*Problem:* Collect each line of the entries that holds the string "description".

[Dataset entries]

↓

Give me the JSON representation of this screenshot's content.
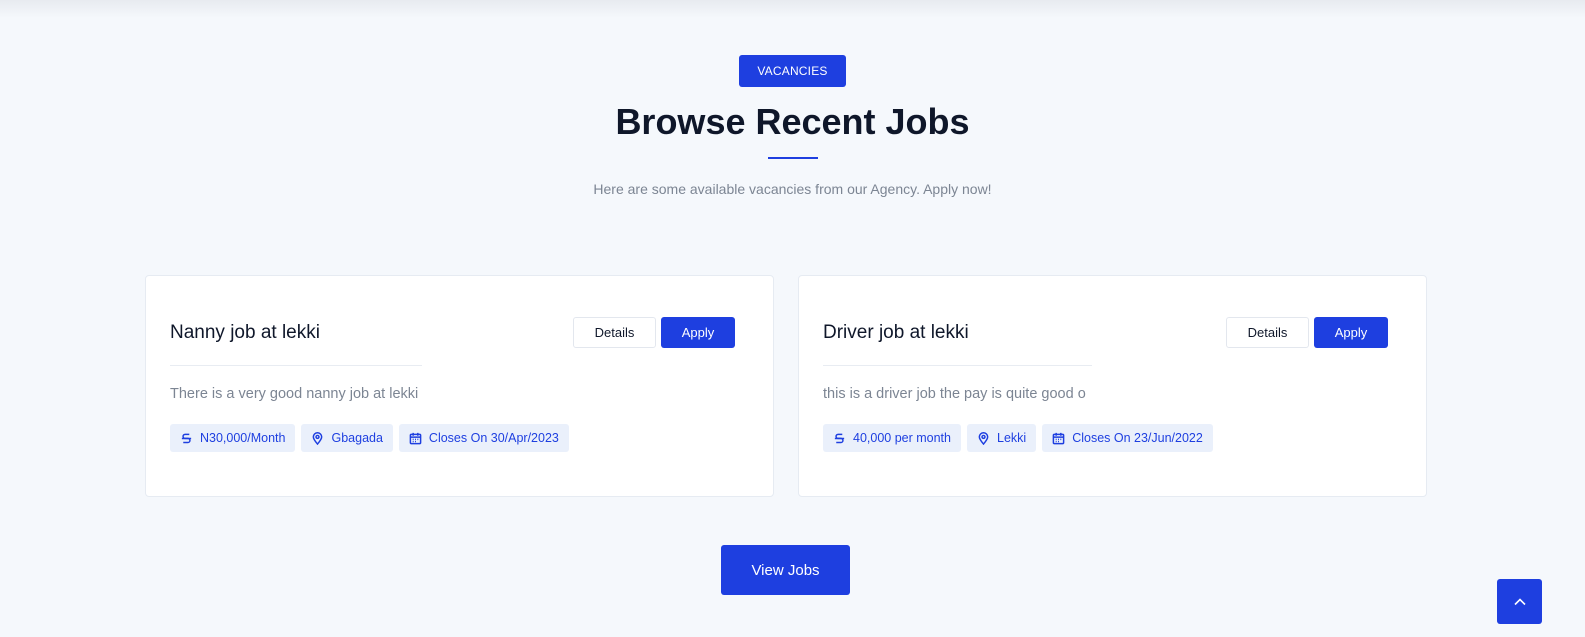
{
  "header": {
    "badge": "VACANCIES",
    "title": "Browse Recent Jobs",
    "subtitle": "Here are some available vacancies from our Agency. Apply now!"
  },
  "jobs": [
    {
      "title": "Nanny job at lekki",
      "details_label": "Details",
      "apply_label": "Apply",
      "description": "There is a very good nanny job at lekki",
      "salary": "N30,000/Month",
      "location": "Gbagada",
      "closing": "Closes On 30/Apr/2023"
    },
    {
      "title": "Driver job at lekki",
      "details_label": "Details",
      "apply_label": "Apply",
      "description": "this is a driver job the pay is quite good o",
      "salary": "40,000 per month",
      "location": "Lekki",
      "closing": "Closes On 23/Jun/2022"
    }
  ],
  "footer": {
    "view_jobs_label": "View Jobs"
  },
  "colors": {
    "accent": "#1e3fe0",
    "background": "#f5f8fc",
    "tag_bg": "#eaf0fb",
    "muted_text": "#7c8593"
  },
  "icons": {
    "salary": "currency-icon",
    "location": "map-pin-icon",
    "closing": "calendar-icon",
    "back_to_top": "chevron-up-icon"
  }
}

↑

*Output of the exercise:*
      "description": "There is a very good nanny job at lekki",
      "description": "this is a driver job the pay is quite good o",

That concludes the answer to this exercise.